Now start another terminal window and push some messages to Kafka:
sql〉 INSERT INTO trades VALUES
(1, 'ABCD', 5.5, 10),
(2, 'EFGH', 14, 20);
OK
When you go back to the window where the query is running, you'll see a result row has appeared:
+-----------------+----------------------+-------------------+
|ticker | price_cents| amount|
+-----------------+----------------------+-------------------+
|EFGH | 1400| 20|
You see only one of the two rows you inserted, the other one was
eliminated by the WHERE
clause. See the Kafka
Connector page for more details.
Store Query Results in an IMap
You can send the query results to an IMap using the SINK INTO
clause.
SINK INTO
is similar to the standard INSERT INTO
, see
here for the full details.
This creates a map named tradeMap
with a Long
key and the JSON trade
event as the value, and then stores an entry in it:
sql〉 CREATE MAPPING tradeMap (
__key BIGINT,
ticker VARCHAR,
price DECIMAL,
amount BIGINT)
TYPE IMap
OPTIONS (
'keyFormat'='bigint',
'valueFormat'='json');
OK
sql〉 SINK INTO tradeMap VALUES (1, 'hazl', 10, 1);
OK
sql〉 SELECT * FROM tradeMap;
+-----+----------+--------+--------+
|__key|ticker | price| amount|
+-----+----------+--------+--------+
| 1|hazl |10.0000…| 1|
+-----+----------+--------+--------+
1 row(s) selected
sql〉
Create a Standalone Streaming Query
Now we can connect the solutions above and tell Jet to syphon the data from the Kafka topic into the IMap:
sql〉 CREATE JOB ingest_trades AS
SINK INTO tradeMap
SELECT id, ticker, price, amount
FROM trades;
OK
sql〉 SHOW JOBS;
+--------------------+
|name |
+--------------------+
|ingest_trades |
+--------------------+
1 row(s) selected
As we already saw, a streaming query never completes on its own and its
lifecycle is coupled to the shell, but normally you want to create a
long-running query that lives independently. We achieved this with
CREATE JOB
.

Data extract:

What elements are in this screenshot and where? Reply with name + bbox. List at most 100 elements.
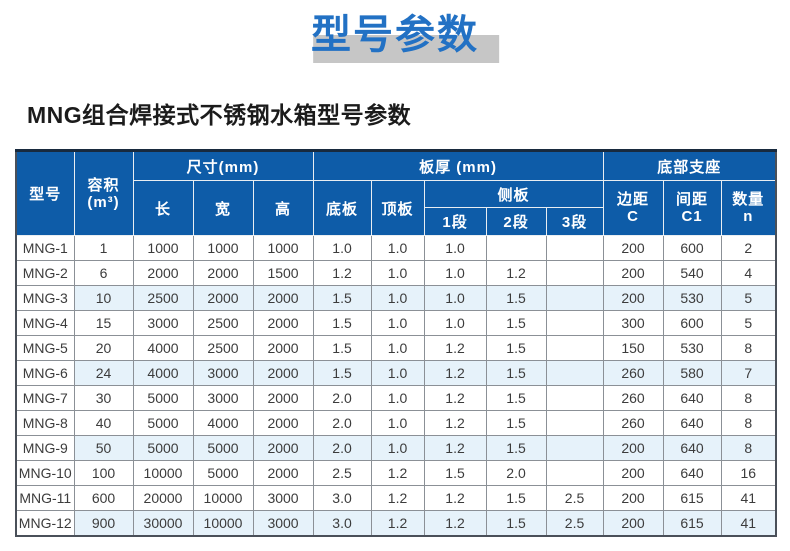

Written request 1:
In the SQL streaming tutorial, list each column that the CREATE MAPPING statement for tradeMap declares, with its type.
Written request 2:
Extend the SQL streaming tutorial from the point where it stops.
The material isn't needed for this.

Expected answer 1:
- __key: BIGINT
- ticker: VARCHAR
- price: DECIMAL
- amount: BIGINT

Expected answer 2:
Let's try it out by publishing some events to the Kafka topic and checking if they landed into the IMap:
sql〉 INSERT INTO trades VALUES
(1, 'ABCD', 5.5, 10),
(2, 'EFGH', 14, 20);
OK
sql〉 SELECT * FROM tradeMap;
+---------------+--------------------+----------+--------------------+
| id|ticker | price| amount|
+---------------+--------------------+----------+--------------------+
| 2|EFGH |14.000000…| 20|
| 1|ABCD |5.5000000…| 10|
+---------------+--------------------+----------+--------------------+
2 row(s) selected
sql〉
To cancel the job, use:
sql〉 DROP JOB ingest_trades;
Use Jet SQL Embedded Inside Your Java App
If you use Jet as an embedded Java library, besides the hazelcast-jet
dependency add also the hazelcast-jet-sql
dep:
compile 'com.hazelcast.jet:hazelcast-jet-sql:4.5.4'
<dependency>
<groupId>com.hazelcast.jet</groupId>
<artifactId>hazelcast-jet-sql</artifactId>
<version>4.5.4</version>
</dependency>
Submit a query:
JetInstance jet = Jet.newJetInstance();
String query = "SELECT * FROM TABLE(generate_series(1,5))";
try (SqlResult result = jet.getSql().execute(query)) {
for (SqlRow row : result) {
System.out.println("" + row.getObject(0));
}
}
This code will print:
1
2
3
4
5
IMDG SQL and Jet SQL
Hazelcast IMDG can execute SQL statements using either the default SQL backend or the Jet SQL backend.
The default SQL backend is designed for quick, ad-hoc queries over IMaps. The Jet backend allows you to combine various data sources (IMap, Kafka, files) using a single query. It is designed for long-running queries (continuous queries, batch processing) and does not optimize for very low query initialization overhead.
The Hazelcast SQL service selects the backend automatically with a trial-and-error approach: first try the default IMDG backend, if it can't execute the statement, try the Jet backend.
This documentation summarizes the additional SQL features of Hazelcast Jet. For a summary of the default SQL engine features, supported data types and the built-in functions and operators, please see the chapter on SQL in the Hazelcast IMDG reference manual.